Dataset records
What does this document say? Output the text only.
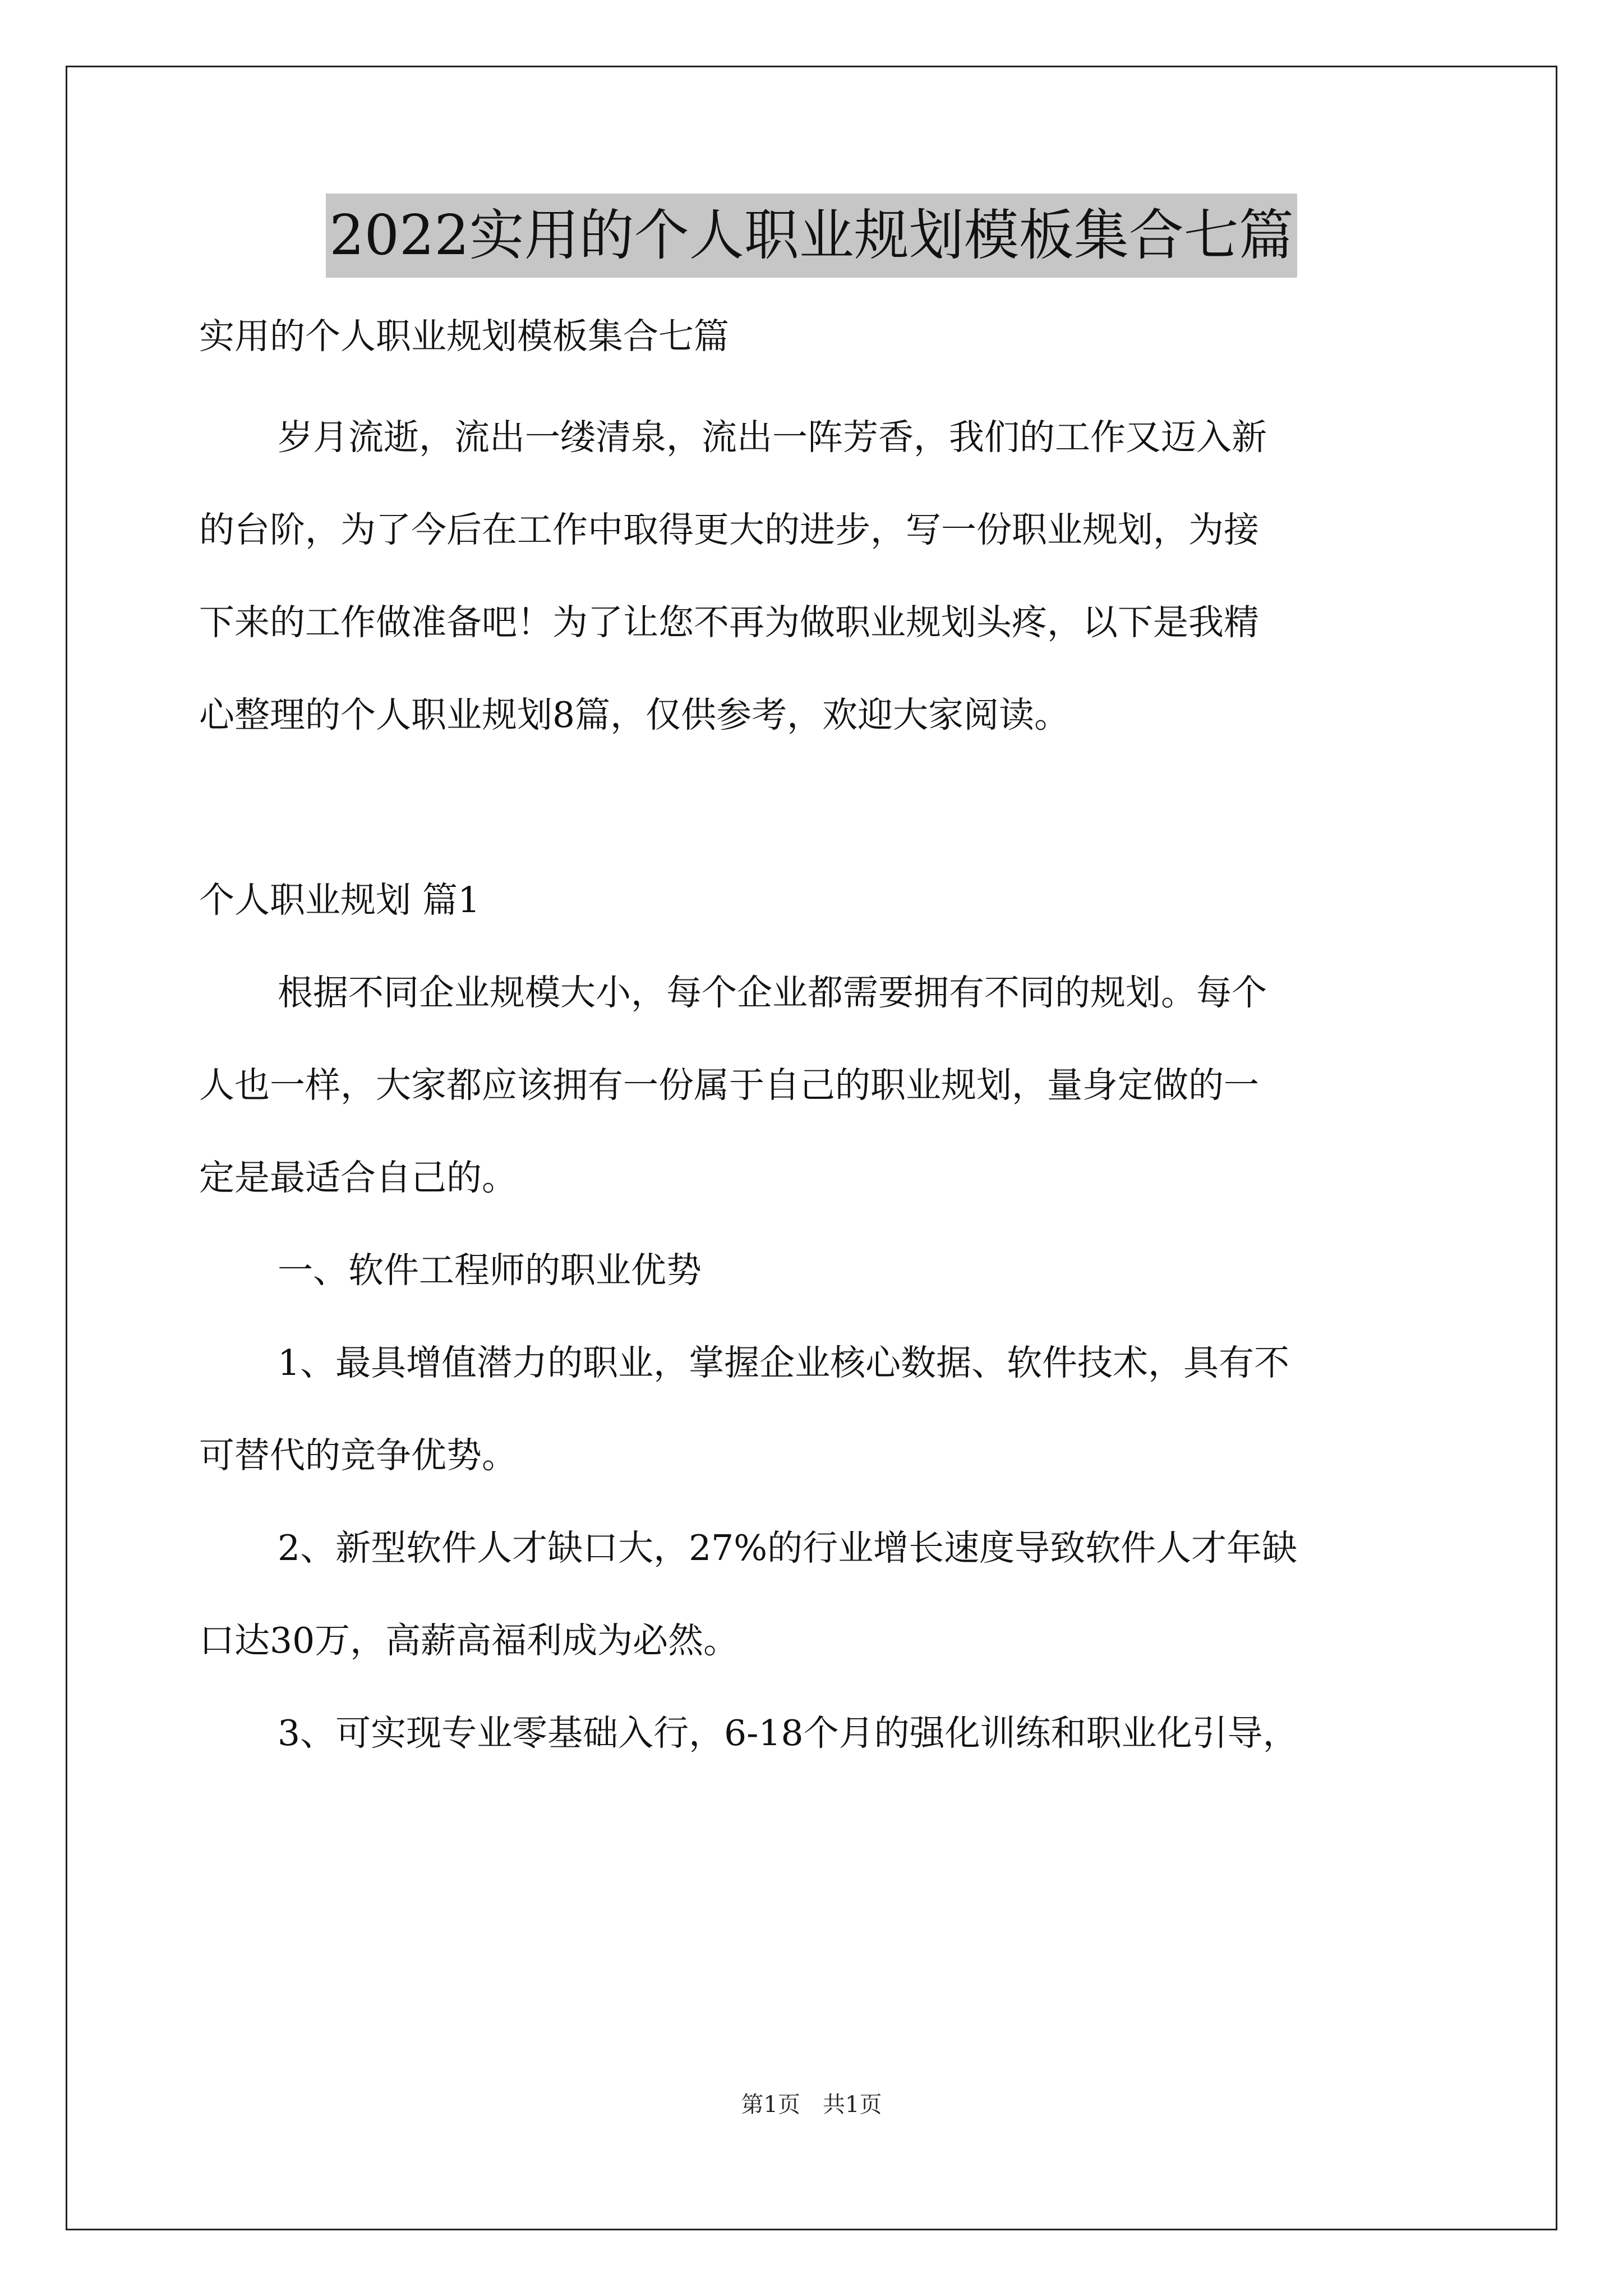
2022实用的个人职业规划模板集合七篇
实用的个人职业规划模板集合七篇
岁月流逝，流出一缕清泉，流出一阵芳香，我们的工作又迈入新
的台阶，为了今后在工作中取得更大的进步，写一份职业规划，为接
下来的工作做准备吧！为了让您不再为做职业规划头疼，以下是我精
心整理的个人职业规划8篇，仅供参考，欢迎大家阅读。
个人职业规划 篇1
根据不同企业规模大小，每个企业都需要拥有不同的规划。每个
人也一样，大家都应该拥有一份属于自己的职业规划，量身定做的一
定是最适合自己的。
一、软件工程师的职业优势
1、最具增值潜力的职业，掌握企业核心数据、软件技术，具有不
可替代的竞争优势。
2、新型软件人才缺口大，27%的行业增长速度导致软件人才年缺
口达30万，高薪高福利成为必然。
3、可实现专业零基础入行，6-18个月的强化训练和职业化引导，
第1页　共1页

TASK GOAL. Copy the data exactly. Any picture it contains is to be omitted.

COMPLETED TASK.
What does this document say? Output the text only.
2022实用的个人职业规划模板集合七篇
实用的个人职业规划模板集合七篇
岁月流逝，流出一缕清泉，流出一阵芳香，我们的工作又迈入新
的台阶，为了今后在工作中取得更大的进步，写一份职业规划，为接
下来的工作做准备吧！为了让您不再为做职业规划头疼，以下是我精
心整理的个人职业规划8篇，仅供参考，欢迎大家阅读。
个人职业规划 篇1
根据不同企业规模大小，每个企业都需要拥有不同的规划。每个
人也一样，大家都应该拥有一份属于自己的职业规划，量身定做的一
定是最适合自己的。
一、软件工程师的职业优势
1、最具增值潜力的职业，掌握企业核心数据、软件技术，具有不
可替代的竞争优势。
2、新型软件人才缺口大，27%的行业增长速度导致软件人才年缺
口达30万，高薪高福利成为必然。
3、可实现专业零基础入行，6-18个月的强化训练和职业化引导，
第1页　共1页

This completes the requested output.